» **DOCUMENT SEGMENT**
+--

Beyond the Death Panel: Getting Serious About End-of-Life Issues

In a recent interview on Long Island, Sarah Palin reiterated her now infamous claim that 2010’s Affordable Care Act (ACA) would bring about the formation of “death panels.” In Palin’s dystopic fantasy, death panels are ambiguously composed bodies of bureaucrats charged with the task of deciding who lives and who dies based on “subjective judgment of [a person’s] ‘level of productivity in society.’” The enduring invocations of Palin’s words illustrates the level to which her brand of rhetoric can pollute our public discourse. The tragedy, however, is not that our debates grow increasingly vitriolic. Rather, in the case of the death panels, the true disappointment lies in the continued avoidance of discussions that address some of the most crucial and poignant issues at play in American health care.

The term “death panel” was coined in response to a proposed section of the ACA that would allow physicians to be reimbursed by Medicare for time spent discussing end-of-life issues with their patients. The conversations were to remain optional, and would be slated to occur every five years unless a patient grew significantly ill, at which time the frequency of reimbursable consultations could increase. The content of the discussions would center around clarification of a patient’s desires in the event of a medical emergency: would an individual like to receive CPR in the event of cardiac arrest? Invasive ventilation? Who will make decisions when the patient loses the capacity to do so? The questions asked in such conversations are not necessarily profound. The value of careful end-of-life planning is, however, quite remarkable.

+--

» **DATASET CONTENT**
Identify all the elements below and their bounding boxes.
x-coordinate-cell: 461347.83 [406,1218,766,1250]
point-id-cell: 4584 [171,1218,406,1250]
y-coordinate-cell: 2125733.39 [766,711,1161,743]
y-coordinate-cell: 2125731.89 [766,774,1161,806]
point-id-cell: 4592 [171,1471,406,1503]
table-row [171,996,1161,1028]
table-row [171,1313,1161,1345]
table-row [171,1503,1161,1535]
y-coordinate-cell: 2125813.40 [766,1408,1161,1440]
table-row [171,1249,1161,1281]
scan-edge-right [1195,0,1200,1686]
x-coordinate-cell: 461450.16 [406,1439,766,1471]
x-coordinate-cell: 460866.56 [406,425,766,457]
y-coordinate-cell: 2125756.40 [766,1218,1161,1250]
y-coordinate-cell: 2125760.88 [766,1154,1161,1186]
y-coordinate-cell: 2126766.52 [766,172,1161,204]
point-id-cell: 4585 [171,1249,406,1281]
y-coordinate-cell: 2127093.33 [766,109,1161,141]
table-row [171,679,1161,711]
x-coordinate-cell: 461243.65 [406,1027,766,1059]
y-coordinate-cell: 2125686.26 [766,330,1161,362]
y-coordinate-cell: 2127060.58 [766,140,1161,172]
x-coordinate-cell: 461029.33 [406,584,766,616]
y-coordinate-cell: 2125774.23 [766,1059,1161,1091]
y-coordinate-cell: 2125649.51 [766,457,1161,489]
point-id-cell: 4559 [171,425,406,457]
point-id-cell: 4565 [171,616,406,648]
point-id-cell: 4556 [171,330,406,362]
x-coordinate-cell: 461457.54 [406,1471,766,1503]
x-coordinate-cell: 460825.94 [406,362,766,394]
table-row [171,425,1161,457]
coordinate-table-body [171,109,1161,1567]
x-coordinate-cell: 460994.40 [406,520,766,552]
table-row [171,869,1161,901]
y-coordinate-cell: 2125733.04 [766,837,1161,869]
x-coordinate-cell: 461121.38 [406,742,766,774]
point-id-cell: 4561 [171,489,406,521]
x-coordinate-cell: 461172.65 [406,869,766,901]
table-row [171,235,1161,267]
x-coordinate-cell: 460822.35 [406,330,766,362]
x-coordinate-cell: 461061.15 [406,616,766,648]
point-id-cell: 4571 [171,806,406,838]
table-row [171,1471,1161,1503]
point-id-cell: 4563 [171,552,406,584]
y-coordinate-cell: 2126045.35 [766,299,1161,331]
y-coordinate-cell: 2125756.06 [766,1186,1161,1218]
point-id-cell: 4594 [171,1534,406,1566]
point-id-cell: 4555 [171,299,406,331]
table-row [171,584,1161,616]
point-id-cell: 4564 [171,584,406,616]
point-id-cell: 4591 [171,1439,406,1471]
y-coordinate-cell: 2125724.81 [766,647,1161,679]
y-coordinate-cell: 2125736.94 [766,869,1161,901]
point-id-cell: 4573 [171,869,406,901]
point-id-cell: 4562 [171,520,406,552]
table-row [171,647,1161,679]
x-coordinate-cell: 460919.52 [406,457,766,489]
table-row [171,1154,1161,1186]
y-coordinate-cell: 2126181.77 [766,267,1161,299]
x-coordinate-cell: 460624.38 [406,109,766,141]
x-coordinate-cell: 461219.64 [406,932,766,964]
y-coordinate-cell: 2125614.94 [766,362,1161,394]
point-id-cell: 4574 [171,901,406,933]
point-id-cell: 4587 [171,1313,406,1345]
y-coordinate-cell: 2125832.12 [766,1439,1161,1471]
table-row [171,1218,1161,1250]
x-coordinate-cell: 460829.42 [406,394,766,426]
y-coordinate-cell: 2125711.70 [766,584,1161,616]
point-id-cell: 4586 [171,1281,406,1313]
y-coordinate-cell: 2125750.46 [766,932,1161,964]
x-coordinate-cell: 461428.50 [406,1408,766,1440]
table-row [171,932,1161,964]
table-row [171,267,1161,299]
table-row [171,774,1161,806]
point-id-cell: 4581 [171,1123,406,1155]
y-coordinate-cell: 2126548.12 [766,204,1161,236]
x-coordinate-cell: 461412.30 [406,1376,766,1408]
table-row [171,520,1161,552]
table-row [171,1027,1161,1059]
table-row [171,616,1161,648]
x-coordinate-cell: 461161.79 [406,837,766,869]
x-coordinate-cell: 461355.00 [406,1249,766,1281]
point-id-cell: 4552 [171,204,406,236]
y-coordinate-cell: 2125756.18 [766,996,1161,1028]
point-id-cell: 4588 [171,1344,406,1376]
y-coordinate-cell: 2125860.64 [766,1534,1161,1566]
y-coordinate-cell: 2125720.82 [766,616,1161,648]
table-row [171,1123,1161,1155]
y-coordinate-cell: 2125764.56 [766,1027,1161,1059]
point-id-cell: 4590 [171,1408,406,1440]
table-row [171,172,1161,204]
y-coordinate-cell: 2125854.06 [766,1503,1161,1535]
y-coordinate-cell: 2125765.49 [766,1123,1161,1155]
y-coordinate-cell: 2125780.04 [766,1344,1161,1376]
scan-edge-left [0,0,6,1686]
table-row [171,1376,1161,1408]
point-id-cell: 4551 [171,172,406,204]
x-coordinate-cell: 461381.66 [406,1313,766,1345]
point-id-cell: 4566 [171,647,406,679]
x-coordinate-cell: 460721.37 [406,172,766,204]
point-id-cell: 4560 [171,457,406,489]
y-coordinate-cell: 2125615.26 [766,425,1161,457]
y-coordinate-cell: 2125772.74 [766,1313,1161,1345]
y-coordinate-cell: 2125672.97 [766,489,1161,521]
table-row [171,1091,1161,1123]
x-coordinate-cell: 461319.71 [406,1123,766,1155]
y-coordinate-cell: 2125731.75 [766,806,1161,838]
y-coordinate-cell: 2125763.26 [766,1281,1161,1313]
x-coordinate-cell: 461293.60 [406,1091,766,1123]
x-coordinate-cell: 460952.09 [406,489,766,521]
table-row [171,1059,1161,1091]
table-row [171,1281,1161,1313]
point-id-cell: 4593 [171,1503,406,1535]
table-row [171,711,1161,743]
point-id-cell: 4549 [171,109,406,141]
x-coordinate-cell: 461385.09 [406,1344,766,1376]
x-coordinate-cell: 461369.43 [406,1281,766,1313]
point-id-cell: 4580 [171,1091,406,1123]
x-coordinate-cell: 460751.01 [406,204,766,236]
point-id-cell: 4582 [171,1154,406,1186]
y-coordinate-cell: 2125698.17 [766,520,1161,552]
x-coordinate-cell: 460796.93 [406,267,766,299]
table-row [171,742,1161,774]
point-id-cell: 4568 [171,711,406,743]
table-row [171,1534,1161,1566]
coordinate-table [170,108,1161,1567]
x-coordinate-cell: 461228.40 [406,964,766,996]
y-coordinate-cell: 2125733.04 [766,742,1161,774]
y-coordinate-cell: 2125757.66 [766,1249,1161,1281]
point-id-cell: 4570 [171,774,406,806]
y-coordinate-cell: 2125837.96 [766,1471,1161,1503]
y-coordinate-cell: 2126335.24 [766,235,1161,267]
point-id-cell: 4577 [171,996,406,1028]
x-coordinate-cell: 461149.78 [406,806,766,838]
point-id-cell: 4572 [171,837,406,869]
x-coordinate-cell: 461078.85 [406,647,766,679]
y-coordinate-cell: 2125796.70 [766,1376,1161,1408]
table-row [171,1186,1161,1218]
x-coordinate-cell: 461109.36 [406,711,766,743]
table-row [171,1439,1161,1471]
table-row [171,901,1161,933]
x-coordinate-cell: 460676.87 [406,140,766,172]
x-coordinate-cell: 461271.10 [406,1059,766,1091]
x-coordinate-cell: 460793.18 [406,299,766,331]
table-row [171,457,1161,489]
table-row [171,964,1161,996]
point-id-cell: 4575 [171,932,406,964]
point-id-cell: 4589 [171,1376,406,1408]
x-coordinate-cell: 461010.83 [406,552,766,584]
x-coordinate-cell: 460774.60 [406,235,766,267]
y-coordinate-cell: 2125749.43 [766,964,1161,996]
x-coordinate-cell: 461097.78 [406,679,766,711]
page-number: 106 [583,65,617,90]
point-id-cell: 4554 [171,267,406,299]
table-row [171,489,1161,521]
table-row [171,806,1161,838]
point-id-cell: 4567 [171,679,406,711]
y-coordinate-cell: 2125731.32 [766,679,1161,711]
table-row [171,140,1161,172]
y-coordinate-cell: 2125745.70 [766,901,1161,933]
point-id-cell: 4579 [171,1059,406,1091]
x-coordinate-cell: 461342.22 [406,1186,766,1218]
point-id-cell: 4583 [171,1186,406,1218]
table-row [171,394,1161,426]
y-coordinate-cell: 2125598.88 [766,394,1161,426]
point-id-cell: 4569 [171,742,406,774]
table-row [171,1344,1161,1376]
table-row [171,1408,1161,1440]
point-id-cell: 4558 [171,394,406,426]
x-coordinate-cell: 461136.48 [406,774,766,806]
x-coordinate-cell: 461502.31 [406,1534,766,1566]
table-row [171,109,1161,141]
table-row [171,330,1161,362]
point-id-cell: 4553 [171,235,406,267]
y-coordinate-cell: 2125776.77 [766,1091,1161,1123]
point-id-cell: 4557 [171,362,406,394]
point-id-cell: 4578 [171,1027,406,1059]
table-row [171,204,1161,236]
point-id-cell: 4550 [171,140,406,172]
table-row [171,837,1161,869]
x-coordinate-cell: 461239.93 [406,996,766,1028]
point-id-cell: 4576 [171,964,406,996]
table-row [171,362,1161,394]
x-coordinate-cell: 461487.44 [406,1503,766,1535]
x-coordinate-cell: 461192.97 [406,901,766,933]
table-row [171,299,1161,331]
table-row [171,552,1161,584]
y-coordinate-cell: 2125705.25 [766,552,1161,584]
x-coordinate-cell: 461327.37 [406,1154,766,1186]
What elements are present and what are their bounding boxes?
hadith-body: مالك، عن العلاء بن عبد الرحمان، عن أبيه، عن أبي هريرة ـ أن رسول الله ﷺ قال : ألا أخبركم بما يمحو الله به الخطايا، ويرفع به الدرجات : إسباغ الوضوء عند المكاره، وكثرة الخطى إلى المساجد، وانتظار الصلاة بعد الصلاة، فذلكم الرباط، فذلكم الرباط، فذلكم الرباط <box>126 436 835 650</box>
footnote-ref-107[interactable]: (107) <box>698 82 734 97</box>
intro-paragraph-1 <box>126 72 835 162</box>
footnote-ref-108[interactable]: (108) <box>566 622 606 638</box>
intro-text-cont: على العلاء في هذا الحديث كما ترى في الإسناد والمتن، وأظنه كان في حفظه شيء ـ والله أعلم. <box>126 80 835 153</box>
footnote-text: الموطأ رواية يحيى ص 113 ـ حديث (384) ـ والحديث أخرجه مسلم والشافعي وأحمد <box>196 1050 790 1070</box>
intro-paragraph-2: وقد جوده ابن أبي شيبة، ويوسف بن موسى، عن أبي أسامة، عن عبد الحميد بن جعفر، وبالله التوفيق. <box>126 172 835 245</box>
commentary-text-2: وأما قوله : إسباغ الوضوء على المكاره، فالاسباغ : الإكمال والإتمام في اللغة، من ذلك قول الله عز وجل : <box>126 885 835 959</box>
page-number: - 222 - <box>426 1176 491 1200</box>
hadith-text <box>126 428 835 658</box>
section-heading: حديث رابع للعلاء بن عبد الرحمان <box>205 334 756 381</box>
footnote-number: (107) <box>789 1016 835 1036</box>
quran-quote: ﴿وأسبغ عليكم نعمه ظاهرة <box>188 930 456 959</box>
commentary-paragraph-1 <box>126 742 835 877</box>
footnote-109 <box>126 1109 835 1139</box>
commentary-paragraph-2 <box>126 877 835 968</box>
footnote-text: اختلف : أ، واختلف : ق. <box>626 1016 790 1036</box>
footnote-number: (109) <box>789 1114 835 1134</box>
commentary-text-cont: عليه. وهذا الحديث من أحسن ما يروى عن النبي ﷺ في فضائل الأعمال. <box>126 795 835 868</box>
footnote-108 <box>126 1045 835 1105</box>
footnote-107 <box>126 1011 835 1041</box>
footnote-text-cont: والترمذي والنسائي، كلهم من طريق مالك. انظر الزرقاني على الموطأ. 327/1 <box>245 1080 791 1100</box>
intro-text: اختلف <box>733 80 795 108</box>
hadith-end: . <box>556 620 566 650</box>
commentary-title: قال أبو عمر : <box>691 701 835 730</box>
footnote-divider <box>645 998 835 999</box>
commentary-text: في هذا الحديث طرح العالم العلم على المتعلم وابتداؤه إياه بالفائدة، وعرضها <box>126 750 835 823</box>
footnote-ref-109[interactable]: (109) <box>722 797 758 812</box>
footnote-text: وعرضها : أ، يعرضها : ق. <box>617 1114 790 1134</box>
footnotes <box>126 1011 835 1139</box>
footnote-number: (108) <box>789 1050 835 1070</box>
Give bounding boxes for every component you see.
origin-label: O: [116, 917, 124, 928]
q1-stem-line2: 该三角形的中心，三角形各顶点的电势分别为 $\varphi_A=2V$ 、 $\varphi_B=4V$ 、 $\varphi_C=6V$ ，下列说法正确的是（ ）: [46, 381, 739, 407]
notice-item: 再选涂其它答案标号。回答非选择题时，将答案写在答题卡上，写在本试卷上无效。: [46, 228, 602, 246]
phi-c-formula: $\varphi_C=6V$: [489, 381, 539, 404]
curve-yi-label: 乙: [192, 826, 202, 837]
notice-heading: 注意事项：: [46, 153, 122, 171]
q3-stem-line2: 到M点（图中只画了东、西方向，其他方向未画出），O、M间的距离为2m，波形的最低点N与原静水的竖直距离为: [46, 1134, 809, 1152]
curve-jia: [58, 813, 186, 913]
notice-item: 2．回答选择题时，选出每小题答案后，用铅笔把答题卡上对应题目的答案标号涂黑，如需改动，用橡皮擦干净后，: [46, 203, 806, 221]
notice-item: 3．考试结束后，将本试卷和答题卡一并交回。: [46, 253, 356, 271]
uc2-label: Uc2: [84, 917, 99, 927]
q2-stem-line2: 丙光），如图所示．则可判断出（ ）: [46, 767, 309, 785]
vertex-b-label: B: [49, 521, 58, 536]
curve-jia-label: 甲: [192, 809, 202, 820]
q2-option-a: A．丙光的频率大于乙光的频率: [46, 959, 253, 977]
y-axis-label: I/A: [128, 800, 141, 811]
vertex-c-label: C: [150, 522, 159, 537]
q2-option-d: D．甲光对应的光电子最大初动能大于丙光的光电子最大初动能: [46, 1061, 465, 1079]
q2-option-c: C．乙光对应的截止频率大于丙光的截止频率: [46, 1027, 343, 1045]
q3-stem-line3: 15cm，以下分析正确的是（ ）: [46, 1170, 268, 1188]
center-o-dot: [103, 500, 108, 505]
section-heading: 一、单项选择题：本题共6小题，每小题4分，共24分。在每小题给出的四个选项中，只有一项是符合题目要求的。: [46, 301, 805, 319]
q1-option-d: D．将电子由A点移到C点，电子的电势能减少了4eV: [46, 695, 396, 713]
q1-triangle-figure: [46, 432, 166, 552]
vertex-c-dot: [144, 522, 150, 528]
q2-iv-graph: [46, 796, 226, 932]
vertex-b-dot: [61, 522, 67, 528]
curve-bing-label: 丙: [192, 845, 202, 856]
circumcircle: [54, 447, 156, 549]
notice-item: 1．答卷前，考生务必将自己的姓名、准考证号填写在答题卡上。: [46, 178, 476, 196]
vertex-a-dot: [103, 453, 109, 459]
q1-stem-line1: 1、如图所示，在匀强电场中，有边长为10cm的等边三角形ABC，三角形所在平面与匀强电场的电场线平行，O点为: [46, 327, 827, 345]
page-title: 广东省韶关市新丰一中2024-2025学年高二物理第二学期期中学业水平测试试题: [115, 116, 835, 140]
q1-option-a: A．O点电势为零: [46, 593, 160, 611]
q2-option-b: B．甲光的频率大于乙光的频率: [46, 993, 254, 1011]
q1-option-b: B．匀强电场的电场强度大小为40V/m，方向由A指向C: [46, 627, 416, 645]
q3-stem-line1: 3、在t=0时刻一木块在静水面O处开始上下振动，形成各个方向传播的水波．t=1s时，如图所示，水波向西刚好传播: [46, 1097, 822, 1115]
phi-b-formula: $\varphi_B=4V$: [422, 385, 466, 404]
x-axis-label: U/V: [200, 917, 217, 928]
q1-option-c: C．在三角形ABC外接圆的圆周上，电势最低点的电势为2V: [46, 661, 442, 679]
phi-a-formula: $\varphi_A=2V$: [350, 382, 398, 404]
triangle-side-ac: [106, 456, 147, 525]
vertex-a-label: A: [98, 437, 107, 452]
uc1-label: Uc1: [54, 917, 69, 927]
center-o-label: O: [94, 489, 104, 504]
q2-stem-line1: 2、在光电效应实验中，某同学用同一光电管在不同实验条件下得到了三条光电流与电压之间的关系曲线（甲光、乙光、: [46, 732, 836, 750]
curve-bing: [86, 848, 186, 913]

+--

» **WORK REQUEST**
Can you transcribe the full essay about death panels and end-of-life planning, word for word? Rely only on the essay about death panels, not the entries.

» **ANSWER AREA**
Beyond the Death Panel: Getting Serious About End-of-Life Issues

In a recent interview on Long Island, Sarah Palin reiterated her now infamous claim that 2010’s Affordable Care Act (ACA) would bring about the formation of “death panels.” In Palin’s dystopic fantasy, death panels are ambiguously composed bodies of bureaucrats charged with the task of deciding who lives and who dies based on “subjective judgment of [a person’s] ‘level of productivity in society.’” The enduring invocations of Palin’s words illustrates the level to which her brand of rhetoric can pollute our public discourse. The tragedy, however, is not that our debates grow increasingly vitriolic. Rather, in the case of the death panels, the true disappointment lies in the continued avoidance of discussions that address some of the most crucial and poignant issues at play in American health care.

The term “death panel” was coined in response to a proposed section of the ACA that would allow physicians to be reimbursed by Medicare for time spent discussing end-of-life issues with their patients. The conversations were to remain optional, and would be slated to occur every five years unless a patient grew significantly ill, at which time the frequency of reimbursable consultations could increase. The content of the discussions would center around clarification of a patient’s desires in the event of a medical emergency: would an individual like to receive CPR in the event of cardiac arrest? Invasive ventilation? Who will make decisions when the patient loses the capacity to do so? The questions asked in such conversations are not necessarily profound. The value of careful end-of-life planning is, however, quite remarkable.